**What to produce**
Locate the lines of the listing below that hold "Proteção", then copy each of them.

**Data for processing**

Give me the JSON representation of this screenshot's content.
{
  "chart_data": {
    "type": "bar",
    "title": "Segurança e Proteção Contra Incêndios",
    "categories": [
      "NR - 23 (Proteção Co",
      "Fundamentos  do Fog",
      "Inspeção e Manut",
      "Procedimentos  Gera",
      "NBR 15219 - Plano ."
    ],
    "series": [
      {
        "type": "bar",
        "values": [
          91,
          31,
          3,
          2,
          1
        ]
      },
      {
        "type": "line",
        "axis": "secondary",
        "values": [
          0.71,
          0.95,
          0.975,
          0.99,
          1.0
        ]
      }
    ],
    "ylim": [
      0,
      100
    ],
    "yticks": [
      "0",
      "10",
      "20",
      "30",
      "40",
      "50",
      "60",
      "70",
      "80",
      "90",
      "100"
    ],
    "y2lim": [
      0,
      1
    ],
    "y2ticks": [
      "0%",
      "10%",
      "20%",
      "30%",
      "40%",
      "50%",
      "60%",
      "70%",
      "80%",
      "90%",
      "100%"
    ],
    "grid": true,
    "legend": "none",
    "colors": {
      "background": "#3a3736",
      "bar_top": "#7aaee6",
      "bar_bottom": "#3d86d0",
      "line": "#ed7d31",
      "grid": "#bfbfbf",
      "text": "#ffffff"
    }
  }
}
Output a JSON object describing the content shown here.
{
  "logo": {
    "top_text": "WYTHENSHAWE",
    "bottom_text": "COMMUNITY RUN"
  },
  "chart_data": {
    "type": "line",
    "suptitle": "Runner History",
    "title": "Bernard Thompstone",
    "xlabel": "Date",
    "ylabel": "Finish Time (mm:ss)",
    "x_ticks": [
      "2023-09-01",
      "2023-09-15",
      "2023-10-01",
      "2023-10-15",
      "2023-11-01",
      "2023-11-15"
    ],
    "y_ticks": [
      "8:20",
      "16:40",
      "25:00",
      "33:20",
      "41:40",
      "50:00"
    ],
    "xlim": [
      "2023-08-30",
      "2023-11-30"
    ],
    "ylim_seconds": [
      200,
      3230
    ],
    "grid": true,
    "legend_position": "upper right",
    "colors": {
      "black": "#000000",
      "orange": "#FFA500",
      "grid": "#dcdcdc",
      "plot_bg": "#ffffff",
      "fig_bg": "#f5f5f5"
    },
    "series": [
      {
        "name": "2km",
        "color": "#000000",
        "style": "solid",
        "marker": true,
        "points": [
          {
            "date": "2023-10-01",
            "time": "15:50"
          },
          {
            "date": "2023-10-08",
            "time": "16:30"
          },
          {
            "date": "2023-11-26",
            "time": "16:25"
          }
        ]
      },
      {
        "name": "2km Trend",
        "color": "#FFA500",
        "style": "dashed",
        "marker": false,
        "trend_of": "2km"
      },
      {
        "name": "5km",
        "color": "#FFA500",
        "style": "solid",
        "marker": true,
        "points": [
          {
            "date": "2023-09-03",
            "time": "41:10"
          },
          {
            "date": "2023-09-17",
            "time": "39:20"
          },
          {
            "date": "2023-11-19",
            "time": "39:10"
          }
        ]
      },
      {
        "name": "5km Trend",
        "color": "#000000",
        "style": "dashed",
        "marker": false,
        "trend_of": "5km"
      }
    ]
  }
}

**Result below**
    "title": "Segurança e Proteção Contra Incêndios",
      "NR - 23 (Proteção Co",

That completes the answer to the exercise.